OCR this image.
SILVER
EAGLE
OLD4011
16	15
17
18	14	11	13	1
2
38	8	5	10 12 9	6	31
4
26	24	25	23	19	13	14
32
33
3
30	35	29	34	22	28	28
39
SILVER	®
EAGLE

━━━━━━━━━━

* _GOAL_
Each line of the material above must be retyped precisely.

* _OUTPUT_
OCR this image.
SILVER
EAGLE
OLD4011
16	15
17
18	14	11	13	1
2
38	8	5	10 12 9	6	31
4
26	24	25	23	19	13	14
32
33
3
30	35	29	34	22	28	28
39
SILVER	®
EAGLE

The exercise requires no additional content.